→ TASK PROMPT: Each line that follows is to be retyped exactly.

[Data records]
——

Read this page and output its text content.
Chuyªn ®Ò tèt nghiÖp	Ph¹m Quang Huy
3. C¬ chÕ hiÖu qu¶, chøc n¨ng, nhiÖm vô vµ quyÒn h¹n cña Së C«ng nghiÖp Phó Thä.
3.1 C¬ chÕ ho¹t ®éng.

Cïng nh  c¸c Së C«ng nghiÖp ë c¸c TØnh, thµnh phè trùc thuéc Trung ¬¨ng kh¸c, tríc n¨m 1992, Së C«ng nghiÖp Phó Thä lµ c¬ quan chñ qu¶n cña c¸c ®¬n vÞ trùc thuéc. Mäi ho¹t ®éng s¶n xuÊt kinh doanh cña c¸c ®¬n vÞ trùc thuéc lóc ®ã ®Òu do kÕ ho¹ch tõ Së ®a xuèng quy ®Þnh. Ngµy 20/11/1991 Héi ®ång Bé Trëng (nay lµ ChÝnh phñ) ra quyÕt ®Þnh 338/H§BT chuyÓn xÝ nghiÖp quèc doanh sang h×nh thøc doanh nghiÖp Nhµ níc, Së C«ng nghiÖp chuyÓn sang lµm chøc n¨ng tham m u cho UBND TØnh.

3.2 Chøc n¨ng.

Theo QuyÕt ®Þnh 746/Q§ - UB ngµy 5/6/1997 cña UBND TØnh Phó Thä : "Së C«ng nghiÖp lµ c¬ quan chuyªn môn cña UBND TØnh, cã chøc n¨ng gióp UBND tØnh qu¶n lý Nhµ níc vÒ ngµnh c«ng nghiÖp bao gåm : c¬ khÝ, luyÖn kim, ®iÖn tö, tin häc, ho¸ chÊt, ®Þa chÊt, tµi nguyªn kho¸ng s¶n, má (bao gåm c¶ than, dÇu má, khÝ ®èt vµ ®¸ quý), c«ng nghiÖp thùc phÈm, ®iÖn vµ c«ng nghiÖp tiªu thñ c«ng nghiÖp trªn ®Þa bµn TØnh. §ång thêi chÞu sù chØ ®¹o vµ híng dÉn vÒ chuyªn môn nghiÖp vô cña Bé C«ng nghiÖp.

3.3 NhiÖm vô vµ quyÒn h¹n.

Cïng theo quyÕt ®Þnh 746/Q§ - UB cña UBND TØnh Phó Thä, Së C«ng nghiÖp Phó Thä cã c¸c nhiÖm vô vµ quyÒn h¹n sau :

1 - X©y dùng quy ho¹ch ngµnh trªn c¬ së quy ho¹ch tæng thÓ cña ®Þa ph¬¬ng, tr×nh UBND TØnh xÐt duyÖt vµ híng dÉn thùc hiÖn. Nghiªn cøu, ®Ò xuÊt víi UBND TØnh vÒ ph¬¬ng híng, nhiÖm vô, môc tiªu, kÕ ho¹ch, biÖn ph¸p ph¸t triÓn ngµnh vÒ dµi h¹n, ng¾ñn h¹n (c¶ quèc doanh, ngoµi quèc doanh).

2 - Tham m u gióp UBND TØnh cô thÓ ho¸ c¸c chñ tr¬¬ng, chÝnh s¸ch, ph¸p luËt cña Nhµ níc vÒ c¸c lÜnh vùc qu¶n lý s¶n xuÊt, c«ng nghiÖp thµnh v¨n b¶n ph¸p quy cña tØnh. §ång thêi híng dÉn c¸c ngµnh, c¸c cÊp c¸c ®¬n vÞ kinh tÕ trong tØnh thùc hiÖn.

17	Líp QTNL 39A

——

→ EXERCISE RESULT:
Read this page and output its text content.
Chuyªn ®Ò tèt nghiÖp	Ph¹m Quang Huy
3. C¬ chÕ hiÖu qu¶, chøc n¨ng, nhiÖm vô vµ quyÒn h¹n cña Së C«ng nghiÖp Phó Thä.
3.1 C¬ chÕ ho¹t ®éng.

Cïng nh  c¸c Së C«ng nghiÖp ë c¸c TØnh, thµnh phè trùc thuéc Trung ¬¨ng kh¸c, tríc n¨m 1992, Së C«ng nghiÖp Phó Thä lµ c¬ quan chñ qu¶n cña c¸c ®¬n vÞ trùc thuéc. Mäi ho¹t ®éng s¶n xuÊt kinh doanh cña c¸c ®¬n vÞ trùc thuéc lóc ®ã ®Òu do kÕ ho¹ch tõ Së ®a xuèng quy ®Þnh. Ngµy 20/11/1991 Héi ®ång Bé Trëng (nay lµ ChÝnh phñ) ra quyÕt ®Þnh 338/H§BT chuyÓn xÝ nghiÖp quèc doanh sang h×nh thøc doanh nghiÖp Nhµ níc, Së C«ng nghiÖp chuyÓn sang lµm chøc n¨ng tham m u cho UBND TØnh.

3.2 Chøc n¨ng.

Theo QuyÕt ®Þnh 746/Q§ - UB ngµy 5/6/1997 cña UBND TØnh Phó Thä : "Së C«ng nghiÖp lµ c¬ quan chuyªn môn cña UBND TØnh, cã chøc n¨ng gióp UBND tØnh qu¶n lý Nhµ níc vÒ ngµnh c«ng nghiÖp bao gåm : c¬ khÝ, luyÖn kim, ®iÖn tö, tin häc, ho¸ chÊt, ®Þa chÊt, tµi nguyªn kho¸ng s¶n, má (bao gåm c¶ than, dÇu má, khÝ ®èt vµ ®¸ quý), c«ng nghiÖp thùc phÈm, ®iÖn vµ c«ng nghiÖp tiªu thñ c«ng nghiÖp trªn ®Þa bµn TØnh. §ång thêi chÞu sù chØ ®¹o vµ híng dÉn vÒ chuyªn môn nghiÖp vô cña Bé C«ng nghiÖp.

3.3 NhiÖm vô vµ quyÒn h¹n.

Cïng theo quyÕt ®Þnh 746/Q§ - UB cña UBND TØnh Phó Thä, Së C«ng nghiÖp Phó Thä cã c¸c nhiÖm vô vµ quyÒn h¹n sau :

1 - X©y dùng quy ho¹ch ngµnh trªn c¬ së quy ho¹ch tæng thÓ cña ®Þa ph¬¬ng, tr×nh UBND TØnh xÐt duyÖt vµ híng dÉn thùc hiÖn. Nghiªn cøu, ®Ò xuÊt víi UBND TØnh vÒ ph¬¬ng híng, nhiÖm vô, môc tiªu, kÕ ho¹ch, biÖn ph¸p ph¸t triÓn ngµnh vÒ dµi h¹n, ng¾ñn h¹n (c¶ quèc doanh, ngoµi quèc doanh).

2 - Tham m u gióp UBND TØnh cô thÓ ho¸ c¸c chñ tr¬¬ng, chÝnh s¸ch, ph¸p luËt cña Nhµ níc vÒ c¸c lÜnh vùc qu¶n lý s¶n xuÊt, c«ng nghiÖp thµnh v¨n b¶n ph¸p quy cña tØnh. §ång thêi híng dÉn c¸c ngµnh, c¸c cÊp c¸c ®¬n vÞ kinh tÕ trong tØnh thùc hiÖn.

17	Líp QTNL 39A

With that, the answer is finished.